━━ DATA LINES

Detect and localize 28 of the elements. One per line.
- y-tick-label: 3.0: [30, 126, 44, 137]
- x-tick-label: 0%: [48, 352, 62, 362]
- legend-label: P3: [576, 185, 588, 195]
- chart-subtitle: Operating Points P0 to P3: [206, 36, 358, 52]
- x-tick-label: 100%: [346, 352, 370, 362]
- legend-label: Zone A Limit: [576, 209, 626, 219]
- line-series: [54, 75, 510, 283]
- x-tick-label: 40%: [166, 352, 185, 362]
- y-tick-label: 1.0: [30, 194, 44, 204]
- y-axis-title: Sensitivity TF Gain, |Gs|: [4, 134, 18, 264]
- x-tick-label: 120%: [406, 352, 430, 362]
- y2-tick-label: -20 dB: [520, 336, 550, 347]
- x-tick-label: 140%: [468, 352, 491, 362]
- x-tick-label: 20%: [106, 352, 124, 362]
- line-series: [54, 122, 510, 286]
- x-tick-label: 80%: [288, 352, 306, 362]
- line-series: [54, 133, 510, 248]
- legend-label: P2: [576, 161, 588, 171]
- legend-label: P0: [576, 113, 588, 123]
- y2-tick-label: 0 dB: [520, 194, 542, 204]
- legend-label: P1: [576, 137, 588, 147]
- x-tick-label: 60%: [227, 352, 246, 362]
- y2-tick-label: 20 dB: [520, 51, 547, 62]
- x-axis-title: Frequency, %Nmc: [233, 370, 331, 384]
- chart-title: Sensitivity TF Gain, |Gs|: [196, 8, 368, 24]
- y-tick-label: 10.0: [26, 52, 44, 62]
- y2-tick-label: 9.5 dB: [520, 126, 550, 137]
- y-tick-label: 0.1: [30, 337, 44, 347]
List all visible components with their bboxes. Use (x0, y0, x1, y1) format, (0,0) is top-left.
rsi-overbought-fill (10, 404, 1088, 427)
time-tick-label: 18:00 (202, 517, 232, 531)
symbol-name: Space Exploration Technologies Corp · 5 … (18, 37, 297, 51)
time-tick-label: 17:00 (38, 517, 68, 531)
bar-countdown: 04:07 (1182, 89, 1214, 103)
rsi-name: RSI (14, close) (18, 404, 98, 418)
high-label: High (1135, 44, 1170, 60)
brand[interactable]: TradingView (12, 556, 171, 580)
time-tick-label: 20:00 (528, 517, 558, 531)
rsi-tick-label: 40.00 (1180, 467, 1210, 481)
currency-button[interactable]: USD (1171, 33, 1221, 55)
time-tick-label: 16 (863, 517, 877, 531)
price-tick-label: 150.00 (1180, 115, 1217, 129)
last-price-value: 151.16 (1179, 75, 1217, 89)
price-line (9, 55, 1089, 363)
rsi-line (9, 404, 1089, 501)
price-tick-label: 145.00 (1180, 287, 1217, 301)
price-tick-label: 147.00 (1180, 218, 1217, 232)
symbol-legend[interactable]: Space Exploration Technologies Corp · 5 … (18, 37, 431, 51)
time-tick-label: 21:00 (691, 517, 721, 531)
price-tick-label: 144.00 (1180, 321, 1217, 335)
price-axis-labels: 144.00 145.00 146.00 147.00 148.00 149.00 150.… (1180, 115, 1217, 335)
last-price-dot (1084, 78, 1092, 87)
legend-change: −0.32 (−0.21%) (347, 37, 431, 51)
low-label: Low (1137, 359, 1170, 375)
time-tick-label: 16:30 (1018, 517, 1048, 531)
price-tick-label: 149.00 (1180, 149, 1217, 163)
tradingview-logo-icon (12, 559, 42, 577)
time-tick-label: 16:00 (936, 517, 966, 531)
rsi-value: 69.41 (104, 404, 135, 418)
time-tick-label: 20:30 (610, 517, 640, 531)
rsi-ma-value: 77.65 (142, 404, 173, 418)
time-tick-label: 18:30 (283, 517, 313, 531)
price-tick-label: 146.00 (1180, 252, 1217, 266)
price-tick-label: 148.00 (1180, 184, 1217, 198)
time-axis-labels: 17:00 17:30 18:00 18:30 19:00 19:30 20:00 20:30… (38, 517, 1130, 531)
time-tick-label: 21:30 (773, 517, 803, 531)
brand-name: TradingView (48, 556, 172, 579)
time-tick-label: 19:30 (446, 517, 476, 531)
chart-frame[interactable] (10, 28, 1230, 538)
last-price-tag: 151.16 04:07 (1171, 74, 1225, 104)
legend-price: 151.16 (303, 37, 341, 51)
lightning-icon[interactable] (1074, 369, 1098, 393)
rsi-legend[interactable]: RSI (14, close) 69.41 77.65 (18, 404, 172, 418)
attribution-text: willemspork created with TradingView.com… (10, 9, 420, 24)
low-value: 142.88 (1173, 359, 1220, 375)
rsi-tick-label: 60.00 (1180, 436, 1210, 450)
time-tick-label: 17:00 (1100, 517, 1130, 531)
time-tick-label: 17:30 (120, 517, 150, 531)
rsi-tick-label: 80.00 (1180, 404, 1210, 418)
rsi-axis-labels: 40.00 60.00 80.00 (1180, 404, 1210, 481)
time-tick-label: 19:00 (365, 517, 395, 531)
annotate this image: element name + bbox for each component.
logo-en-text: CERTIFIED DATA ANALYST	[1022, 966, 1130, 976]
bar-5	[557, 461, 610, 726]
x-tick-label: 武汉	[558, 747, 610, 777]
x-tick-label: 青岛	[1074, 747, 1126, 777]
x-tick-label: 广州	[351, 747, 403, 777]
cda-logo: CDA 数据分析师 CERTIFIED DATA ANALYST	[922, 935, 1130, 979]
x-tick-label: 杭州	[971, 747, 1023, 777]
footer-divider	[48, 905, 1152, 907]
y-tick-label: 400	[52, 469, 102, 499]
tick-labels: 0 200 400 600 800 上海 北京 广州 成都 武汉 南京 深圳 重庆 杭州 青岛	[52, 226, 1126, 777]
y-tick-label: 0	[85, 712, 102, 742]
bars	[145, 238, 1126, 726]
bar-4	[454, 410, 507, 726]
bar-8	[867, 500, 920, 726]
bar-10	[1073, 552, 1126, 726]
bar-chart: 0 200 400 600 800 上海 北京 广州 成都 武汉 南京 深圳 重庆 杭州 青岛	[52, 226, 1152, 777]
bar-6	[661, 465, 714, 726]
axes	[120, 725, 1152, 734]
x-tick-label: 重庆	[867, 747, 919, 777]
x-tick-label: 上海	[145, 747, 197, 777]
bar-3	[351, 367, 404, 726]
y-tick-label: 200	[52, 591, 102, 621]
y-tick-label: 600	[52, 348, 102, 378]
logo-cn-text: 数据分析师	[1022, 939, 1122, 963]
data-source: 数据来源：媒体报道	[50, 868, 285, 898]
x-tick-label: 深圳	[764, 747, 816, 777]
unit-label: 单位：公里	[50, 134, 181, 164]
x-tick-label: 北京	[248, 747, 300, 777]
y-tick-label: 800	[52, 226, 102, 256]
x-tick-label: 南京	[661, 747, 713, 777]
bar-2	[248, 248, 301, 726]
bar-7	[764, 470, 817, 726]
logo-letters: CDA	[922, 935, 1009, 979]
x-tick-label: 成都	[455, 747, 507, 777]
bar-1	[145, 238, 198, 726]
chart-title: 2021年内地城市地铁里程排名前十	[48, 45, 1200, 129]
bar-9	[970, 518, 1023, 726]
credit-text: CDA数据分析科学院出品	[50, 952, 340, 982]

━━━━

- [WHAT IS NEEDED]: Rename "time-tick-label" to "time-axis-label" everywhere in the records above, and reproduce every line with no other changes.

- [RESULT OF THE EXERCISE]:
Detect and localize 28 of the elements. One per line.
- y-tick-label: 3.0: [30, 126, 44, 137]
- x-tick-label: 0%: [48, 352, 62, 362]
- legend-label: P3: [576, 185, 588, 195]
- chart-subtitle: Operating Points P0 to P3: [206, 36, 358, 52]
- x-tick-label: 100%: [346, 352, 370, 362]
- legend-label: Zone A Limit: [576, 209, 626, 219]
- line-series: [54, 75, 510, 283]
- x-tick-label: 40%: [166, 352, 185, 362]
- y-tick-label: 1.0: [30, 194, 44, 204]
- y-axis-title: Sensitivity TF Gain, |Gs|: [4, 134, 18, 264]
- x-tick-label: 120%: [406, 352, 430, 362]
- y2-tick-label: -20 dB: [520, 336, 550, 347]
- x-tick-label: 140%: [468, 352, 491, 362]
- x-tick-label: 20%: [106, 352, 124, 362]
- line-series: [54, 122, 510, 286]
- x-tick-label: 80%: [288, 352, 306, 362]
- line-series: [54, 133, 510, 248]
- legend-label: P2: [576, 161, 588, 171]
- legend-label: P0: [576, 113, 588, 123]
- y2-tick-label: 0 dB: [520, 194, 542, 204]
- legend-label: P1: [576, 137, 588, 147]
- x-tick-label: 60%: [227, 352, 246, 362]
- y2-tick-label: 20 dB: [520, 51, 547, 62]
- x-axis-title: Frequency, %Nmc: [233, 370, 331, 384]
- chart-title: Sensitivity TF Gain, |Gs|: [196, 8, 368, 24]
- y-tick-label: 10.0: [26, 52, 44, 62]
- y2-tick-label: 9.5 dB: [520, 126, 550, 137]
- y-tick-label: 0.1: [30, 337, 44, 347]
List all visible components with their bboxes. Use (x0, y0, x1, y1) format, (0,0) is top-left.
rsi-overbought-fill (10, 404, 1088, 427)
time-axis-label: 18:00 (202, 517, 232, 531)
symbol-name: Space Exploration Technologies Corp · 5 … (18, 37, 297, 51)
time-axis-label: 17:00 (38, 517, 68, 531)
bar-countdown: 04:07 (1182, 89, 1214, 103)
rsi-name: RSI (14, close) (18, 404, 98, 418)
high-label: High (1135, 44, 1170, 60)
brand[interactable]: TradingView (12, 556, 171, 580)
time-axis-label: 20:00 (528, 517, 558, 531)
rsi-tick-label: 40.00 (1180, 467, 1210, 481)
currency-button[interactable]: USD (1171, 33, 1221, 55)
time-axis-label: 16 (863, 517, 877, 531)
price-tick-label: 150.00 (1180, 115, 1217, 129)
last-price-value: 151.16 (1179, 75, 1217, 89)
price-line (9, 55, 1089, 363)
rsi-line (9, 404, 1089, 501)
price-tick-label: 145.00 (1180, 287, 1217, 301)
price-tick-label: 147.00 (1180, 218, 1217, 232)
symbol-legend[interactable]: Space Exploration Technologies Corp · 5 … (18, 37, 431, 51)
time-axis-label: 21:00 (691, 517, 721, 531)
price-tick-label: 144.00 (1180, 321, 1217, 335)
price-axis-labels: 144.00 145.00 146.00 147.00 148.00 149.00 150.… (1180, 115, 1217, 335)
last-price-dot (1084, 78, 1092, 87)
legend-change: −0.32 (−0.21%) (347, 37, 431, 51)
low-label: Low (1137, 359, 1170, 375)
time-axis-label: 16:30 (1018, 517, 1048, 531)
price-tick-label: 149.00 (1180, 149, 1217, 163)
tradingview-logo-icon (12, 559, 42, 577)
time-axis-label: 16:00 (936, 517, 966, 531)
rsi-value: 69.41 (104, 404, 135, 418)
time-axis-label: 20:30 (610, 517, 640, 531)
rsi-ma-value: 77.65 (142, 404, 173, 418)
time-axis-label: 18:30 (283, 517, 313, 531)
price-tick-label: 146.00 (1180, 252, 1217, 266)
price-tick-label: 148.00 (1180, 184, 1217, 198)
time-axis-labels: 17:00 17:30 18:00 18:30 19:00 19:30 20:00 20:30… (38, 517, 1130, 531)
time-axis-label: 21:30 (773, 517, 803, 531)
brand-name: TradingView (48, 556, 172, 579)
time-axis-label: 19:30 (446, 517, 476, 531)
chart-frame[interactable] (10, 28, 1230, 538)
last-price-tag: 151.16 04:07 (1171, 74, 1225, 104)
legend-price: 151.16 (303, 37, 341, 51)
lightning-icon[interactable] (1074, 369, 1098, 393)
rsi-legend[interactable]: RSI (14, close) 69.41 77.65 (18, 404, 172, 418)
attribution-text: willemspork created with TradingView.com… (10, 9, 420, 24)
low-value: 142.88 (1173, 359, 1220, 375)
rsi-tick-label: 60.00 (1180, 436, 1210, 450)
time-axis-label: 17:00 (1100, 517, 1130, 531)
time-axis-label: 17:30 (120, 517, 150, 531)
rsi-tick-label: 80.00 (1180, 404, 1210, 418)
rsi-axis-labels: 40.00 60.00 80.00 (1180, 404, 1210, 481)
time-axis-label: 19:00 (365, 517, 395, 531)
annotate this image: element name + bbox for each component.
logo-en-text: CERTIFIED DATA ANALYST	[1022, 966, 1130, 976]
bar-5	[557, 461, 610, 726]
x-tick-label: 武汉	[558, 747, 610, 777]
x-tick-label: 青岛	[1074, 747, 1126, 777]
x-tick-label: 广州	[351, 747, 403, 777]
cda-logo: CDA 数据分析师 CERTIFIED DATA ANALYST	[922, 935, 1130, 979]
x-tick-label: 杭州	[971, 747, 1023, 777]
footer-divider	[48, 905, 1152, 907]
y-tick-label: 400	[52, 469, 102, 499]
tick-labels: 0 200 400 600 800 上海 北京 广州 成都 武汉 南京 深圳 重庆 杭州 青岛	[52, 226, 1126, 777]
y-tick-label: 0	[85, 712, 102, 742]
bars	[145, 238, 1126, 726]
bar-4	[454, 410, 507, 726]
bar-8	[867, 500, 920, 726]
bar-10	[1073, 552, 1126, 726]
bar-chart: 0 200 400 600 800 上海 北京 广州 成都 武汉 南京 深圳 重庆 杭州 青岛	[52, 226, 1152, 777]
bar-6	[661, 465, 714, 726]
axes	[120, 725, 1152, 734]
x-tick-label: 重庆	[867, 747, 919, 777]
x-tick-label: 上海	[145, 747, 197, 777]
bar-3	[351, 367, 404, 726]
y-tick-label: 200	[52, 591, 102, 621]
y-tick-label: 600	[52, 348, 102, 378]
logo-cn-text: 数据分析师	[1022, 939, 1122, 963]
data-source: 数据来源：媒体报道	[50, 868, 285, 898]
x-tick-label: 深圳	[764, 747, 816, 777]
unit-label: 单位：公里	[50, 134, 181, 164]
x-tick-label: 北京	[248, 747, 300, 777]
y-tick-label: 800	[52, 226, 102, 256]
x-tick-label: 南京	[661, 747, 713, 777]
bar-2	[248, 248, 301, 726]
bar-7	[764, 470, 817, 726]
logo-letters: CDA	[922, 935, 1009, 979]
x-tick-label: 成都	[455, 747, 507, 777]
bar-1	[145, 238, 198, 726]
chart-title: 2021年内地城市地铁里程排名前十	[48, 45, 1200, 129]
bar-9	[970, 518, 1023, 726]
credit-text: CDA数据分析科学院出品	[50, 952, 340, 982]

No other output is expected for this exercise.